Please copy the records from their first line through the line containing "sample-point-dark [161, 308, 169, 316]", swapping "legend-swatch" for "legend-box" and leaving everything else unchanged.

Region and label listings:
◇ ◇ ◇
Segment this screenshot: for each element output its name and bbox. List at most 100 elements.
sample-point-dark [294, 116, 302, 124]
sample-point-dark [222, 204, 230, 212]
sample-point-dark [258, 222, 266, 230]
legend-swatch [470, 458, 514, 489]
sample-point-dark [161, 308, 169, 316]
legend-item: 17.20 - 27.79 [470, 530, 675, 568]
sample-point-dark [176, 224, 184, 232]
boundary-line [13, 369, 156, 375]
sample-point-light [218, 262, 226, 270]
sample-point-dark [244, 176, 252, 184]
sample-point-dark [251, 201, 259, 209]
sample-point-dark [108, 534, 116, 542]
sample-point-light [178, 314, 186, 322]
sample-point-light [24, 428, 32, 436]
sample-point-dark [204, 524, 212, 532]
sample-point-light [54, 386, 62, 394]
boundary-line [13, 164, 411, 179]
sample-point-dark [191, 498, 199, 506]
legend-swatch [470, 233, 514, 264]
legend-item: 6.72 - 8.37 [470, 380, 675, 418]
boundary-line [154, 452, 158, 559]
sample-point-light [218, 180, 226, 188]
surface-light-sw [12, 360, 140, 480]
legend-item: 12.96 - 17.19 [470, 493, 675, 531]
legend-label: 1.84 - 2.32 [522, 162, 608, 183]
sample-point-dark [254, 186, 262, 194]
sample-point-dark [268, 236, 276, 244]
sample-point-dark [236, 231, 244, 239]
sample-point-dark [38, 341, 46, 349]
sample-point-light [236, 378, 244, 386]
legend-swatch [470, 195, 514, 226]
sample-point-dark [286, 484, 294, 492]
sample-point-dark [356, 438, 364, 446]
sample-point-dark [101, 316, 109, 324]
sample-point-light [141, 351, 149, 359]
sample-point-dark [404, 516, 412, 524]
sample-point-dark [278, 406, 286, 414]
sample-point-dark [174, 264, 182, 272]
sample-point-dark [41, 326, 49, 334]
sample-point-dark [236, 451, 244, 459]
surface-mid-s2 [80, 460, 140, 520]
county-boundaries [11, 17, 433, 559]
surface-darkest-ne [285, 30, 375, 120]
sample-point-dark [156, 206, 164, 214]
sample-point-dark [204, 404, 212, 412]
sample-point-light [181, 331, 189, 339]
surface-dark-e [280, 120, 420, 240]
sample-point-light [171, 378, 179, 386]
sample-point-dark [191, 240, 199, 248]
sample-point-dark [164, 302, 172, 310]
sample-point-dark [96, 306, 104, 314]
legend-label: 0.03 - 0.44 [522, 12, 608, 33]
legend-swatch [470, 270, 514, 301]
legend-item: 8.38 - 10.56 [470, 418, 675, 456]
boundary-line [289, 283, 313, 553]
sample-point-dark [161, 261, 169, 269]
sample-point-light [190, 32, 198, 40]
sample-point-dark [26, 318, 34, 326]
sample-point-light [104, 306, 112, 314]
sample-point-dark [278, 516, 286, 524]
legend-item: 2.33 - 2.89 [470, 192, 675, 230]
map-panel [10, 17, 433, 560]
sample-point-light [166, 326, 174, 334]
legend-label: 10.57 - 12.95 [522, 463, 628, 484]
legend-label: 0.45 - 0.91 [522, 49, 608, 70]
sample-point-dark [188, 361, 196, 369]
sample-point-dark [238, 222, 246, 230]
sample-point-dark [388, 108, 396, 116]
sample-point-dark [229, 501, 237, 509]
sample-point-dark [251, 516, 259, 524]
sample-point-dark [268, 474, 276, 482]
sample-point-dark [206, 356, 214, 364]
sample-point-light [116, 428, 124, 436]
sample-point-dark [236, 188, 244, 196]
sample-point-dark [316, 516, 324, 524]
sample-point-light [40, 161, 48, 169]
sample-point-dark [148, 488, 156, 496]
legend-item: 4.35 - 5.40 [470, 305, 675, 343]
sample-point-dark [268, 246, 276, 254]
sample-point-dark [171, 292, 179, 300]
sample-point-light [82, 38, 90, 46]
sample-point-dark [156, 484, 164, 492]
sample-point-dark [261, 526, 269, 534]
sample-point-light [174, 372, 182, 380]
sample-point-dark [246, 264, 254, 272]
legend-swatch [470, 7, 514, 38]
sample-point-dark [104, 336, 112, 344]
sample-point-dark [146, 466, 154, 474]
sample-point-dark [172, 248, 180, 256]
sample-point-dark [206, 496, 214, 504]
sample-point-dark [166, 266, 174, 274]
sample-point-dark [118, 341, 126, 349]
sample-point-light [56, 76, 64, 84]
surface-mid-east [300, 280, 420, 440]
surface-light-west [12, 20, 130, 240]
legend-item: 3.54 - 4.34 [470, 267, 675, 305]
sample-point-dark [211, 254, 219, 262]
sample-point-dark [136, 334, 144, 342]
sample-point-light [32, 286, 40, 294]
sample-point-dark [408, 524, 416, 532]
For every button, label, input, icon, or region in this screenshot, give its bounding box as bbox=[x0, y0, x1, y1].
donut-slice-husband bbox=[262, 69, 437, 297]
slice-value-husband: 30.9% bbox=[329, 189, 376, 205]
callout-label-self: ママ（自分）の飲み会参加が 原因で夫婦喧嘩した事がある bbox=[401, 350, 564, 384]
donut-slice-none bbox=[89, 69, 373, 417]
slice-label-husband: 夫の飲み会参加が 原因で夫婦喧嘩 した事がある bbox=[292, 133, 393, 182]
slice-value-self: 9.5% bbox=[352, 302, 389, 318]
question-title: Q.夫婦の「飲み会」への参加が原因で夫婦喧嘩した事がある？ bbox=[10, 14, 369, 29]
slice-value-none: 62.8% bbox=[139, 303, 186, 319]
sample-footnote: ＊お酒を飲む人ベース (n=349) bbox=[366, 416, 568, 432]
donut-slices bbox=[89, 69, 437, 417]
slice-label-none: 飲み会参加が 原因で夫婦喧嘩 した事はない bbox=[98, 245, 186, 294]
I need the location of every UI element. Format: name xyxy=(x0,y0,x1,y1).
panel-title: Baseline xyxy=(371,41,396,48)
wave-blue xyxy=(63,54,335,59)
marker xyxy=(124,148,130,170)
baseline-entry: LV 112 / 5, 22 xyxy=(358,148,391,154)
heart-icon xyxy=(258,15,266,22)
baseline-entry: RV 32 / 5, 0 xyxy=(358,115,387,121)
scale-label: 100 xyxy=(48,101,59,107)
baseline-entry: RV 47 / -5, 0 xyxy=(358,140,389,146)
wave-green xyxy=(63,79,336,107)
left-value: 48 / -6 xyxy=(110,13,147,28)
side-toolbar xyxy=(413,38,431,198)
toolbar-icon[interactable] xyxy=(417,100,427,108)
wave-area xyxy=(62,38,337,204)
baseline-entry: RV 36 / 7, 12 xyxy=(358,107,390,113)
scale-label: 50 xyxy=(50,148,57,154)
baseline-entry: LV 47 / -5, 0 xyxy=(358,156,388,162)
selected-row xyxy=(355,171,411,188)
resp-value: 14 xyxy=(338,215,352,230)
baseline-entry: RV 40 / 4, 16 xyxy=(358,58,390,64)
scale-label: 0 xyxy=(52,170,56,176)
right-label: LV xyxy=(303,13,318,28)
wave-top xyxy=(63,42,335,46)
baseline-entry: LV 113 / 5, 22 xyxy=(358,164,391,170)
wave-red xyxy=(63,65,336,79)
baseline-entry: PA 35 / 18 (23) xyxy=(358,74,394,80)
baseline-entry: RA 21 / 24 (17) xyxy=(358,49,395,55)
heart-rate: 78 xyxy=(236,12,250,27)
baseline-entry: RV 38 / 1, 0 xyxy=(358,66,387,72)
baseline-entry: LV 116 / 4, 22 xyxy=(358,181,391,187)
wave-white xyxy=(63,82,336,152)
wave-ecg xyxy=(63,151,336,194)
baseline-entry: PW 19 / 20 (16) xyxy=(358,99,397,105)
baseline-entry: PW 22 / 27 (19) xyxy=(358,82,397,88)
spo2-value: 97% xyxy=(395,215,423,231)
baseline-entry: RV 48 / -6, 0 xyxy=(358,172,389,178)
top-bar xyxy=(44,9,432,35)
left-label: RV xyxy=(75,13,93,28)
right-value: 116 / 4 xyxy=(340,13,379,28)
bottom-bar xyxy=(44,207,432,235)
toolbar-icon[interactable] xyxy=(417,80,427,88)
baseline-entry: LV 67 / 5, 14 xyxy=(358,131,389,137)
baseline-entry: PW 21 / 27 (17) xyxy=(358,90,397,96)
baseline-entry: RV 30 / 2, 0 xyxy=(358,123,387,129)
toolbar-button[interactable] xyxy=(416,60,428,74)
◇ ◇ ◇
> [Response for this exercise]:
Segment this screenshot: for each element output its name and bbox. List at most 100 elements.
sample-point-dark [294, 116, 302, 124]
sample-point-dark [222, 204, 230, 212]
sample-point-dark [258, 222, 266, 230]
legend-box [470, 458, 514, 489]
sample-point-dark [161, 308, 169, 316]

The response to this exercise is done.